## [ENTRIES SHOWN]
----
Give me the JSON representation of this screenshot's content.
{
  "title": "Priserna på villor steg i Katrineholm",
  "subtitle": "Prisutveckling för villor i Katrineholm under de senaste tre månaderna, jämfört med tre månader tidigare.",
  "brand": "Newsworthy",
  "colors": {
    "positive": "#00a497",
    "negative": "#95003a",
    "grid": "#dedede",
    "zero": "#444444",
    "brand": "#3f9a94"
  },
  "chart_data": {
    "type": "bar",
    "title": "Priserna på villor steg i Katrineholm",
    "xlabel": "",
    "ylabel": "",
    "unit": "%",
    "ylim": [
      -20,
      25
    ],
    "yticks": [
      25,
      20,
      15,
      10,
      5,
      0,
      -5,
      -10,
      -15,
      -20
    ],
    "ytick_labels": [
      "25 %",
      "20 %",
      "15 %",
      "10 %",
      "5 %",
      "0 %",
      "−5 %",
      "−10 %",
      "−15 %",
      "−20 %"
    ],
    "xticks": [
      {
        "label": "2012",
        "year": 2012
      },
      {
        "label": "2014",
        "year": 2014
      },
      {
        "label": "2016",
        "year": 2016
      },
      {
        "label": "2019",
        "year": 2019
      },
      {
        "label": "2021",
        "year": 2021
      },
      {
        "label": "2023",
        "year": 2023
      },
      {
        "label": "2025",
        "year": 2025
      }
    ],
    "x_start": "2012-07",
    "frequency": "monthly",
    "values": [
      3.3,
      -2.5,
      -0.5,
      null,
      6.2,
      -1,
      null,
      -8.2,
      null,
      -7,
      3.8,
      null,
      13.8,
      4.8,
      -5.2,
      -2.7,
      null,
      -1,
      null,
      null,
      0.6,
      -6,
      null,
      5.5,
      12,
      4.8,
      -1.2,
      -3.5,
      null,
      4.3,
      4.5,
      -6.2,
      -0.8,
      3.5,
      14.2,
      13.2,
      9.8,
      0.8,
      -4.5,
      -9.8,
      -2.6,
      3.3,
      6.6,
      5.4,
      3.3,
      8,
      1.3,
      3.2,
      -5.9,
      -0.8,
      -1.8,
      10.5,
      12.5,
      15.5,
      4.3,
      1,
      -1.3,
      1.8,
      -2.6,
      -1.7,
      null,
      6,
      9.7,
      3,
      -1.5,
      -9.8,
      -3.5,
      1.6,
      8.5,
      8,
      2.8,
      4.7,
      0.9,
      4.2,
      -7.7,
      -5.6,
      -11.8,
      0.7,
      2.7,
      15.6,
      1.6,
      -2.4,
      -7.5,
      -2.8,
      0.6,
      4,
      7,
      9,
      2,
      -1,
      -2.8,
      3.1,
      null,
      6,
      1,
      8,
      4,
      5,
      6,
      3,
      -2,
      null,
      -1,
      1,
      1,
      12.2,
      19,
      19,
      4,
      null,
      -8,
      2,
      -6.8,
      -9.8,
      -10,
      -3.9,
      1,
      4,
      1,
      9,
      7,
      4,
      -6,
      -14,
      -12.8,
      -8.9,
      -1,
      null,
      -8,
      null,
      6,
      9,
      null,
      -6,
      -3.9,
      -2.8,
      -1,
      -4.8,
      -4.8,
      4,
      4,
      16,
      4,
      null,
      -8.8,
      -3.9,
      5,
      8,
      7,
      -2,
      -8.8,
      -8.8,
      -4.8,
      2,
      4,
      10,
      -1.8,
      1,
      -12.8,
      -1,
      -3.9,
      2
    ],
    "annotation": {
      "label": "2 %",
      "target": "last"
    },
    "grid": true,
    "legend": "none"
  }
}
----
## [WHAT IS REQUIRED]
Report how many lines include the word "villor". Give nothing but the number.

## [ANSWER FOR THE TASK]
3